**TASK BRIEF**
Reproduce every entry exactly, without alteration.
----- EXTRACTED DATA
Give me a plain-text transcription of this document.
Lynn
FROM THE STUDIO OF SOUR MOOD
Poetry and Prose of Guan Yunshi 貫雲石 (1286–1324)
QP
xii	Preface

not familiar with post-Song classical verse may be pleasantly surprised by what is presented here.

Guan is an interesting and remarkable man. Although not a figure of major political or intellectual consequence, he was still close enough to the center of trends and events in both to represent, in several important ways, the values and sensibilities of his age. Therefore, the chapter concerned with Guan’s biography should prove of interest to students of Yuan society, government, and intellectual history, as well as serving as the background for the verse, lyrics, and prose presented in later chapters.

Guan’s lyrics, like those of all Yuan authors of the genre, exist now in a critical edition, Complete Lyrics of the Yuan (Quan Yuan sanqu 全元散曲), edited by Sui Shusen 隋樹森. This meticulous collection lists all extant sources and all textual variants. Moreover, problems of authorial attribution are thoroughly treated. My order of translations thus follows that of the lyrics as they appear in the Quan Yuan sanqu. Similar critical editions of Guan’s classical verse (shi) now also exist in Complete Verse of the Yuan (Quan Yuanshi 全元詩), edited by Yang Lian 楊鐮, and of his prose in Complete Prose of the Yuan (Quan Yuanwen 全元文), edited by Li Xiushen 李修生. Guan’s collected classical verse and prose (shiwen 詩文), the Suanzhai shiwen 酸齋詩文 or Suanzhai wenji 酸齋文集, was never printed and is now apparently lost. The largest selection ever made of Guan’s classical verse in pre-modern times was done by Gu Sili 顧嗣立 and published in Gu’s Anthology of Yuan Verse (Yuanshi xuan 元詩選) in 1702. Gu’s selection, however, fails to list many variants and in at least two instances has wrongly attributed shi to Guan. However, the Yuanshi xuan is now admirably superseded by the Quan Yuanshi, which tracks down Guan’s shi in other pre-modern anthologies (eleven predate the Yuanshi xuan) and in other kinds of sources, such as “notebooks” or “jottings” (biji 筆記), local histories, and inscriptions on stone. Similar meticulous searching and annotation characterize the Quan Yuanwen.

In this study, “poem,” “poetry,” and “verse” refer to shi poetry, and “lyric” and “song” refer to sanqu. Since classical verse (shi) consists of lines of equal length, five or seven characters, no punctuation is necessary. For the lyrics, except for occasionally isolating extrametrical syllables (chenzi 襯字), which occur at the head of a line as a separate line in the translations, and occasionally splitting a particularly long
----------
**ANSWER FOR THE TASK**
Give me a plain-text transcription of this document.
Lynn
FROM THE STUDIO OF SOUR MOOD
Poetry and Prose of Guan Yunshi 貫雲石 (1286–1324)
QP
xii	Preface

not familiar with post-Song classical verse may be pleasantly surprised by what is presented here.

Guan is an interesting and remarkable man. Although not a figure of major political or intellectual consequence, he was still close enough to the center of trends and events in both to represent, in several important ways, the values and sensibilities of his age. Therefore, the chapter concerned with Guan’s biography should prove of interest to students of Yuan society, government, and intellectual history, as well as serving as the background for the verse, lyrics, and prose presented in later chapters.

Guan’s lyrics, like those of all Yuan authors of the genre, exist now in a critical edition, Complete Lyrics of the Yuan (Quan Yuan sanqu 全元散曲), edited by Sui Shusen 隋樹森. This meticulous collection lists all extant sources and all textual variants. Moreover, problems of authorial attribution are thoroughly treated. My order of translations thus follows that of the lyrics as they appear in the Quan Yuan sanqu. Similar critical editions of Guan’s classical verse (shi) now also exist in Complete Verse of the Yuan (Quan Yuanshi 全元詩), edited by Yang Lian 楊鐮, and of his prose in Complete Prose of the Yuan (Quan Yuanwen 全元文), edited by Li Xiushen 李修生. Guan’s collected classical verse and prose (shiwen 詩文), the Suanzhai shiwen 酸齋詩文 or Suanzhai wenji 酸齋文集, was never printed and is now apparently lost. The largest selection ever made of Guan’s classical verse in pre-modern times was done by Gu Sili 顧嗣立 and published in Gu’s Anthology of Yuan Verse (Yuanshi xuan 元詩選) in 1702. Gu’s selection, however, fails to list many variants and in at least two instances has wrongly attributed shi to Guan. However, the Yuanshi xuan is now admirably superseded by the Quan Yuanshi, which tracks down Guan’s shi in other pre-modern anthologies (eleven predate the Yuanshi xuan) and in other kinds of sources, such as “notebooks” or “jottings” (biji 筆記), local histories, and inscriptions on stone. Similar meticulous searching and annotation characterize the Quan Yuanwen.

In this study, “poem,” “poetry,” and “verse” refer to shi poetry, and “lyric” and “song” refer to sanqu. Since classical verse (shi) consists of lines of equal length, five or seven characters, no punctuation is necessary. For the lyrics, except for occasionally isolating extrametrical syllables (chenzi 襯字), which occur at the head of a line as a separate line in the translations, and occasionally splitting a particularly long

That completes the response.